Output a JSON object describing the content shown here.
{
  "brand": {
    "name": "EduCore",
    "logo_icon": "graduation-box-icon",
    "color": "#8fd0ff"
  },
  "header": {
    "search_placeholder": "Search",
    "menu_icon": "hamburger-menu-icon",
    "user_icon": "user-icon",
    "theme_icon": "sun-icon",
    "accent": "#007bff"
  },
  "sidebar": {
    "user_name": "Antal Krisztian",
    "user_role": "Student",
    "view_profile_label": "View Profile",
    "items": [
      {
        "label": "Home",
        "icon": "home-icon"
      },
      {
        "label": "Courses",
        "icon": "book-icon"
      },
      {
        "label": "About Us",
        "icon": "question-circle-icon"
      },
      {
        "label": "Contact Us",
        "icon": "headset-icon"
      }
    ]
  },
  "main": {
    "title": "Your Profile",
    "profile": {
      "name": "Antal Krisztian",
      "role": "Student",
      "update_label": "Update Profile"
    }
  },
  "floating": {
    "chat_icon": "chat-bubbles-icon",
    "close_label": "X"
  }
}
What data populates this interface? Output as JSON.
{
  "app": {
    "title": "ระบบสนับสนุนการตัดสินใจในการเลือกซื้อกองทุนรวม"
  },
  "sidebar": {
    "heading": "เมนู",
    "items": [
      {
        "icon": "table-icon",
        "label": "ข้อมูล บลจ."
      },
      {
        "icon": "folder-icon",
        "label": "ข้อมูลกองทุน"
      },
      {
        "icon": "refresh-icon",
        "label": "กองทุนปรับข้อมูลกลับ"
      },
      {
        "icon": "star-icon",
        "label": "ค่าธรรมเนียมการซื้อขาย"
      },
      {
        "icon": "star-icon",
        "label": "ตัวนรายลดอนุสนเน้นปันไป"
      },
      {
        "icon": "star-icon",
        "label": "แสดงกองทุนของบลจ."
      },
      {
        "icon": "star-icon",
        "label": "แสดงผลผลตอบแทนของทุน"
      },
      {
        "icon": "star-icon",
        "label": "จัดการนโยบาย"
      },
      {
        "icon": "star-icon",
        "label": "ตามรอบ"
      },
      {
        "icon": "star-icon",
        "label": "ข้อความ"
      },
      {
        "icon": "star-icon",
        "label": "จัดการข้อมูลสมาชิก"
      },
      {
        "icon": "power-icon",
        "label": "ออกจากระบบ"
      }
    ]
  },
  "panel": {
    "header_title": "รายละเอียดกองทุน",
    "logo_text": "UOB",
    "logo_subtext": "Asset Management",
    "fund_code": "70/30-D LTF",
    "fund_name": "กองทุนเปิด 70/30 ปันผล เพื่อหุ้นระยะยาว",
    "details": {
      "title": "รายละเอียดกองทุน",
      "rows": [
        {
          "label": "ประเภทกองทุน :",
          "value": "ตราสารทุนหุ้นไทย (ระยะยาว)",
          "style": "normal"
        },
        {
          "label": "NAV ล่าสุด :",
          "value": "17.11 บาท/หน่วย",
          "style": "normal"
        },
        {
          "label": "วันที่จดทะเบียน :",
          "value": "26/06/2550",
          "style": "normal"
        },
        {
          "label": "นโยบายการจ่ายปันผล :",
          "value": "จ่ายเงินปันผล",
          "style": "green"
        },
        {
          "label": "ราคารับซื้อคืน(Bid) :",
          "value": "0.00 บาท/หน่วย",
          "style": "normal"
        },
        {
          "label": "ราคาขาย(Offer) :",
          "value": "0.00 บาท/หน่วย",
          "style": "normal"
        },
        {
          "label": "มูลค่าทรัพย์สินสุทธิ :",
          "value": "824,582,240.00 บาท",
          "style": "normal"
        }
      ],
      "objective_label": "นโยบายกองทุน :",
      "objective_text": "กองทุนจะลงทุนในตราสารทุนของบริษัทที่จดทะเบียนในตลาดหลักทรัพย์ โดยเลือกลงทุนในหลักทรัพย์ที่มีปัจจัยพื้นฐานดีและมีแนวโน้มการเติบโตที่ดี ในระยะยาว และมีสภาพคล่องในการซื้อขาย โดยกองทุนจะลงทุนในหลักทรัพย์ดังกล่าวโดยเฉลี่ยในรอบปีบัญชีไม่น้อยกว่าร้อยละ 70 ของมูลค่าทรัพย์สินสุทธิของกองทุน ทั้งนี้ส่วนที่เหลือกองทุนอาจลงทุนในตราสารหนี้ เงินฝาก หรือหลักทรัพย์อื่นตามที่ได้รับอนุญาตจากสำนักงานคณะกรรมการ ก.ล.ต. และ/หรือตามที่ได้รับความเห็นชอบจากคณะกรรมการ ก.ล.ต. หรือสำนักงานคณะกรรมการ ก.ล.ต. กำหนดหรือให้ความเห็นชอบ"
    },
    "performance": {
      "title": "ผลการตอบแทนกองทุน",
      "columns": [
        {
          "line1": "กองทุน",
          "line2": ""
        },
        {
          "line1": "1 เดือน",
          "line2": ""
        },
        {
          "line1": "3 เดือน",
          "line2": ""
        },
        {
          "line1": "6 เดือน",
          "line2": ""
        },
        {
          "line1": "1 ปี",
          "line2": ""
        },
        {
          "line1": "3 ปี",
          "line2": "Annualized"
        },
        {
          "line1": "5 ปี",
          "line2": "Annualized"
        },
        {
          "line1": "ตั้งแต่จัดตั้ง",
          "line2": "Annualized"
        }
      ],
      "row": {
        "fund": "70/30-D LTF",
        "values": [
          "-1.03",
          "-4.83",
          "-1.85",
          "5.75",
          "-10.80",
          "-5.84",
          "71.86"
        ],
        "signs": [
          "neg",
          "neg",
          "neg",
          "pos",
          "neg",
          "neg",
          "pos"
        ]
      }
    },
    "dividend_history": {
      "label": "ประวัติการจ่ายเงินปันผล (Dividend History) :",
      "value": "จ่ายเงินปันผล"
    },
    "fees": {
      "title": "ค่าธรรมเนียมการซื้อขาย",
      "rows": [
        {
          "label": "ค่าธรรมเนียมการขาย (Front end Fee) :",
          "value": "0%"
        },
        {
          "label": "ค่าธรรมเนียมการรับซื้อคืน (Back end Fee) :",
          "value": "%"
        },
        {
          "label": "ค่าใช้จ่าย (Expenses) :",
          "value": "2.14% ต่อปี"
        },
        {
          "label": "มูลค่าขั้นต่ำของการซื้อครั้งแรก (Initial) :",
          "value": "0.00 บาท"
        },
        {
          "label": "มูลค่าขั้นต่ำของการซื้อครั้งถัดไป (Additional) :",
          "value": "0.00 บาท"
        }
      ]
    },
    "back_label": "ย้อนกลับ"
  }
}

## [What you should do]
Take the listing above and set it down exactly.

## [Response to the task]
Output a JSON object describing the content shown here.
{
  "brand": {
    "name": "EduCore",
    "logo_icon": "graduation-box-icon",
    "color": "#8fd0ff"
  },
  "header": {
    "search_placeholder": "Search",
    "menu_icon": "hamburger-menu-icon",
    "user_icon": "user-icon",
    "theme_icon": "sun-icon",
    "accent": "#007bff"
  },
  "sidebar": {
    "user_name": "Antal Krisztian",
    "user_role": "Student",
    "view_profile_label": "View Profile",
    "items": [
      {
        "label": "Home",
        "icon": "home-icon"
      },
      {
        "label": "Courses",
        "icon": "book-icon"
      },
      {
        "label": "About Us",
        "icon": "question-circle-icon"
      },
      {
        "label": "Contact Us",
        "icon": "headset-icon"
      }
    ]
  },
  "main": {
    "title": "Your Profile",
    "profile": {
      "name": "Antal Krisztian",
      "role": "Student",
      "update_label": "Update Profile"
    }
  },
  "floating": {
    "chat_icon": "chat-bubbles-icon",
    "close_label": "X"
  }
}
What data populates this interface? Output as JSON.
{
  "app": {
    "title": "ระบบสนับสนุนการตัดสินใจในการเลือกซื้อกองทุนรวม"
  },
  "sidebar": {
    "heading": "เมนู",
    "items": [
      {
        "icon": "table-icon",
        "label": "ข้อมูล บลจ."
      },
      {
        "icon": "folder-icon",
        "label": "ข้อมูลกองทุน"
      },
      {
        "icon": "refresh-icon",
        "label": "กองทุนปรับข้อมูลกลับ"
      },
      {
        "icon": "star-icon",
        "label": "ค่าธรรมเนียมการซื้อขาย"
      },
      {
        "icon": "star-icon",
        "label": "ตัวนรายลดอนุสนเน้นปันไป"
      },
      {
        "icon": "star-icon",
        "label": "แสดงกองทุนของบลจ."
      },
      {
        "icon": "star-icon",
        "label": "แสดงผลผลตอบแทนของทุน"
      },
      {
        "icon": "star-icon",
        "label": "จัดการนโยบาย"
      },
      {
        "icon": "star-icon",
        "label": "ตามรอบ"
      },
      {
        "icon": "star-icon",
        "label": "ข้อความ"
      },
      {
        "icon": "star-icon",
        "label": "จัดการข้อมูลสมาชิก"
      },
      {
        "icon": "power-icon",
        "label": "ออกจากระบบ"
      }
    ]
  },
  "panel": {
    "header_title": "รายละเอียดกองทุน",
    "logo_text": "UOB",
    "logo_subtext": "Asset Management",
    "fund_code": "70/30-D LTF",
    "fund_name": "กองทุนเปิด 70/30 ปันผล เพื่อหุ้นระยะยาว",
    "details": {
      "title": "รายละเอียดกองทุน",
      "rows": [
        {
          "label": "ประเภทกองทุน :",
          "value": "ตราสารทุนหุ้นไทย (ระยะยาว)",
          "style": "normal"
        },
        {
          "label": "NAV ล่าสุด :",
          "value": "17.11 บาท/หน่วย",
          "style": "normal"
        },
        {
          "label": "วันที่จดทะเบียน :",
          "value": "26/06/2550",
          "style": "normal"
        },
        {
          "label": "นโยบายการจ่ายปันผล :",
          "value": "จ่ายเงินปันผล",
          "style": "green"
        },
        {
          "label": "ราคารับซื้อคืน(Bid) :",
          "value": "0.00 บาท/หน่วย",
          "style": "normal"
        },
        {
          "label": "ราคาขาย(Offer) :",
          "value": "0.00 บาท/หน่วย",
          "style": "normal"
        },
        {
          "label": "มูลค่าทรัพย์สินสุทธิ :",
          "value": "824,582,240.00 บาท",
          "style": "normal"
        }
      ],
      "objective_label": "นโยบายกองทุน :",
      "objective_text": "กองทุนจะลงทุนในตราสารทุนของบริษัทที่จดทะเบียนในตลาดหลักทรัพย์ โดยเลือกลงทุนในหลักทรัพย์ที่มีปัจจัยพื้นฐานดีและมีแนวโน้มการเติบโตที่ดี ในระยะยาว และมีสภาพคล่องในการซื้อขาย โดยกองทุนจะลงทุนในหลักทรัพย์ดังกล่าวโดยเฉลี่ยในรอบปีบัญชีไม่น้อยกว่าร้อยละ 70 ของมูลค่าทรัพย์สินสุทธิของกองทุน ทั้งนี้ส่วนที่เหลือกองทุนอาจลงทุนในตราสารหนี้ เงินฝาก หรือหลักทรัพย์อื่นตามที่ได้รับอนุญาตจากสำนักงานคณะกรรมการ ก.ล.ต. และ/หรือตามที่ได้รับความเห็นชอบจากคณะกรรมการ ก.ล.ต. หรือสำนักงานคณะกรรมการ ก.ล.ต. กำหนดหรือให้ความเห็นชอบ"
    },
    "performance": {
      "title": "ผลการตอบแทนกองทุน",
      "columns": [
        {
          "line1": "กองทุน",
          "line2": ""
        },
        {
          "line1": "1 เดือน",
          "line2": ""
        },
        {
          "line1": "3 เดือน",
          "line2": ""
        },
        {
          "line1": "6 เดือน",
          "line2": ""
        },
        {
          "line1": "1 ปี",
          "line2": ""
        },
        {
          "line1": "3 ปี",
          "line2": "Annualized"
        },
        {
          "line1": "5 ปี",
          "line2": "Annualized"
        },
        {
          "line1": "ตั้งแต่จัดตั้ง",
          "line2": "Annualized"
        }
      ],
      "row": {
        "fund": "70/30-D LTF",
        "values": [
          "-1.03",
          "-4.83",
          "-1.85",
          "5.75",
          "-10.80",
          "-5.84",
          "71.86"
        ],
        "signs": [
          "neg",
          "neg",
          "neg",
          "pos",
          "neg",
          "neg",
          "pos"
        ]
      }
    },
    "dividend_history": {
      "label": "ประวัติการจ่ายเงินปันผล (Dividend History) :",
      "value": "จ่ายเงินปันผล"
    },
    "fees": {
      "title": "ค่าธรรมเนียมการซื้อขาย",
      "rows": [
        {
          "label": "ค่าธรรมเนียมการขาย (Front end Fee) :",
          "value": "0%"
        },
        {
          "label": "ค่าธรรมเนียมการรับซื้อคืน (Back end Fee) :",
          "value": "%"
        },
        {
          "label": "ค่าใช้จ่าย (Expenses) :",
          "value": "2.14% ต่อปี"
        },
        {
          "label": "มูลค่าขั้นต่ำของการซื้อครั้งแรก (Initial) :",
          "value": "0.00 บาท"
        },
        {
          "label": "มูลค่าขั้นต่ำของการซื้อครั้งถัดไป (Additional) :",
          "value": "0.00 บาท"
        }
      ]
    },
    "back_label": "ย้อนกลับ"
  }
}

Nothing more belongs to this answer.